* _Records to process_
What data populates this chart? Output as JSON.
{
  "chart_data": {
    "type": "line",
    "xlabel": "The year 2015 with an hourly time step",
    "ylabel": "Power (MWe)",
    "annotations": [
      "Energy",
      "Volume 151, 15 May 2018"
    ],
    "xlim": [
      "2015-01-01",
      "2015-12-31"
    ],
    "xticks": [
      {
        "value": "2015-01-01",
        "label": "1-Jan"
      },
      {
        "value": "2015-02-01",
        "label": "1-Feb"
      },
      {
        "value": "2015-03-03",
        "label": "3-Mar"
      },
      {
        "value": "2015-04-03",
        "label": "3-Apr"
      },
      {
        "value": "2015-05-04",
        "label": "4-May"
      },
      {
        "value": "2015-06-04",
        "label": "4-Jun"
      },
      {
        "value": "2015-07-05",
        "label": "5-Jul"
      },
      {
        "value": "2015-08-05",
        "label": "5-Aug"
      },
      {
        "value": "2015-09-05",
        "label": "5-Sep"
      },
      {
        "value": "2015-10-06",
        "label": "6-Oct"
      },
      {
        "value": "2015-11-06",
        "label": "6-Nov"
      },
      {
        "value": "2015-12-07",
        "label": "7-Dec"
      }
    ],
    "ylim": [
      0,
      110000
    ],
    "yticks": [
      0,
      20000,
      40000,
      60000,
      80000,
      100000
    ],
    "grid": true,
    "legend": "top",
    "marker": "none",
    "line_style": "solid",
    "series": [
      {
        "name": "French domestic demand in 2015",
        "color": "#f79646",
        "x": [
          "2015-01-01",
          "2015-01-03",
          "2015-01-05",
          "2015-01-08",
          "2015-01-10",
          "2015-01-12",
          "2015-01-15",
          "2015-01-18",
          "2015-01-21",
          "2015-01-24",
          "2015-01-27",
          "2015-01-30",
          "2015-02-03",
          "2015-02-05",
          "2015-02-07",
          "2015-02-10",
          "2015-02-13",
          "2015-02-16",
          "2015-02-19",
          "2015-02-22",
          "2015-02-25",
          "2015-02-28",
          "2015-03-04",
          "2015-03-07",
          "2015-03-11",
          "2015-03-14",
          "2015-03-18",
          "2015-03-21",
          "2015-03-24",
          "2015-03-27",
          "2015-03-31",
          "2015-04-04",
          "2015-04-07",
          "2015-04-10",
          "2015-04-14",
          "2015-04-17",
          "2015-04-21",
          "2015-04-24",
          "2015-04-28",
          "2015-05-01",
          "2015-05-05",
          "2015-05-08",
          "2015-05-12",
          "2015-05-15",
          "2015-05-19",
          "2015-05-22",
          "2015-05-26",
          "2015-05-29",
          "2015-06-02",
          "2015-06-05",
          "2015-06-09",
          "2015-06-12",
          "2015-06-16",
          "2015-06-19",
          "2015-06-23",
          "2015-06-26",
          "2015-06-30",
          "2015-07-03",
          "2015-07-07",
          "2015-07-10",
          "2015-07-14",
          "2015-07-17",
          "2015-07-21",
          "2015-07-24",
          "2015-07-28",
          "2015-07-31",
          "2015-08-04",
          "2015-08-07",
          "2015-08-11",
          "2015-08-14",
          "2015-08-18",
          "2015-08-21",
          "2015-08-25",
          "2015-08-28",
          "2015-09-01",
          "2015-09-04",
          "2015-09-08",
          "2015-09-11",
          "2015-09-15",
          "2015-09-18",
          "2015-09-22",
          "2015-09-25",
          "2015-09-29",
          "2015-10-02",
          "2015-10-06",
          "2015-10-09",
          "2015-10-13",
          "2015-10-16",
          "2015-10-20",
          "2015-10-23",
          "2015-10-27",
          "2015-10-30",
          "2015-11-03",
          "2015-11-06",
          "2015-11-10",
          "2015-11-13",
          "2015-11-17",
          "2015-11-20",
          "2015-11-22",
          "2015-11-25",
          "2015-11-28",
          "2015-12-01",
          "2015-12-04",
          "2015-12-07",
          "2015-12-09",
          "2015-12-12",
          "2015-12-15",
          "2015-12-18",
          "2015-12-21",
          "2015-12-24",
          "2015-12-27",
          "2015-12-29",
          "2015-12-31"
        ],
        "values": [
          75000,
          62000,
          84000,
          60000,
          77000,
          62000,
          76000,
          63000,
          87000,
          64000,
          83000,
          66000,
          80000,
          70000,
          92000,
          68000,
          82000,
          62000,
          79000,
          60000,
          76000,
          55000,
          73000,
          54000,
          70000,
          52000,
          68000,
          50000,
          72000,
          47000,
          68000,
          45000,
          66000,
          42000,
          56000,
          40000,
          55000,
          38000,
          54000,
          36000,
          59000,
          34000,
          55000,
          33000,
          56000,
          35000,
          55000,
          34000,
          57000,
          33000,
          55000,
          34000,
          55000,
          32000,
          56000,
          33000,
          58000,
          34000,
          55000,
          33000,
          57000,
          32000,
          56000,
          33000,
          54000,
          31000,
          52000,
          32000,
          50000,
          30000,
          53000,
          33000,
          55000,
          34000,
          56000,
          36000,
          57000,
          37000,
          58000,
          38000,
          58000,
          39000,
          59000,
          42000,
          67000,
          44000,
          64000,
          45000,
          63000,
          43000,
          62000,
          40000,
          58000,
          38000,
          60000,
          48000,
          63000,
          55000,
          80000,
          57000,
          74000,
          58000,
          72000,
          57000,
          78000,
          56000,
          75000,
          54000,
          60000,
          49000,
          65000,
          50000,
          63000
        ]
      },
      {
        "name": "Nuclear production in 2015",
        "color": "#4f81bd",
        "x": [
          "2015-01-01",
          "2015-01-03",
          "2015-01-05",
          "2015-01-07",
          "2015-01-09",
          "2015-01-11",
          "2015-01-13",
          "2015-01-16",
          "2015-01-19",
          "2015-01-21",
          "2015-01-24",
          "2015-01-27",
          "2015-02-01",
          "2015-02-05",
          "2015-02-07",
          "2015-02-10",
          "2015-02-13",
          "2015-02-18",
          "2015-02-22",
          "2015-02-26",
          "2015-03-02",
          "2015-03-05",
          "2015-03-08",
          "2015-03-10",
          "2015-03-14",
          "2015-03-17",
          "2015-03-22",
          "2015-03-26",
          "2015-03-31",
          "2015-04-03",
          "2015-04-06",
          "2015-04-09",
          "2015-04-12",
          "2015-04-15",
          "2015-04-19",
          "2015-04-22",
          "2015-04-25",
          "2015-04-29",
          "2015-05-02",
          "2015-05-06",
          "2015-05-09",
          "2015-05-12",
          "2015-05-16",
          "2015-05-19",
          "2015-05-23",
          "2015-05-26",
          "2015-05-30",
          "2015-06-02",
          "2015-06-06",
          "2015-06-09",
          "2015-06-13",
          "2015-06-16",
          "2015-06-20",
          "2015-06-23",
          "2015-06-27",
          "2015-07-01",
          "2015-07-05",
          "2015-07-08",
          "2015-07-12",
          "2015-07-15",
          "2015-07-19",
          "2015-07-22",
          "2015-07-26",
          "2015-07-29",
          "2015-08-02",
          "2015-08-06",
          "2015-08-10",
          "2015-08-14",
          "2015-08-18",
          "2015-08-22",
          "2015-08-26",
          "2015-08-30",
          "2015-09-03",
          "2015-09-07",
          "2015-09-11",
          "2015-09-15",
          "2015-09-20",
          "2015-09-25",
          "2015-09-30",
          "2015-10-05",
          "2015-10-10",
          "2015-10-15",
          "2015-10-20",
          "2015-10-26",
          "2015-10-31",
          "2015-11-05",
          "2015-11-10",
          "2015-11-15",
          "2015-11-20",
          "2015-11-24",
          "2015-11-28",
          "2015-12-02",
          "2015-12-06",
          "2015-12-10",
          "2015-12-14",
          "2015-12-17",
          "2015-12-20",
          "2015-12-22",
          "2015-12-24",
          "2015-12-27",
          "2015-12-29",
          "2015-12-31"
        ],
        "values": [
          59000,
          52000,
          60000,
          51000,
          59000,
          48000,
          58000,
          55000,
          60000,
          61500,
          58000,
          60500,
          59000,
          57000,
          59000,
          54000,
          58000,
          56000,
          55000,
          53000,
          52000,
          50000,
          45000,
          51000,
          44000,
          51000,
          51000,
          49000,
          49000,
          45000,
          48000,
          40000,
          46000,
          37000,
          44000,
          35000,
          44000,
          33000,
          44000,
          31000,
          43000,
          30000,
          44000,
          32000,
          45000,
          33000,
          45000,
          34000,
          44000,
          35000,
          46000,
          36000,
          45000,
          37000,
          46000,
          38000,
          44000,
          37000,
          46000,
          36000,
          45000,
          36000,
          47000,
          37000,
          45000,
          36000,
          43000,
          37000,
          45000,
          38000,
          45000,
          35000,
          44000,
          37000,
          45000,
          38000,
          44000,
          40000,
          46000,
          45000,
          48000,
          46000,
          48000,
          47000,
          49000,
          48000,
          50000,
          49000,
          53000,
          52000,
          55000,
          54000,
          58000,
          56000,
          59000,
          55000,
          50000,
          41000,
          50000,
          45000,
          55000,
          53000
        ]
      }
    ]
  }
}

* _Challenge_
Each line holding "name" must be found and copied.

* _Solution for this exercise_
        "name": "French domestic demand in 2015",
        "name": "Nuclear production in 2015",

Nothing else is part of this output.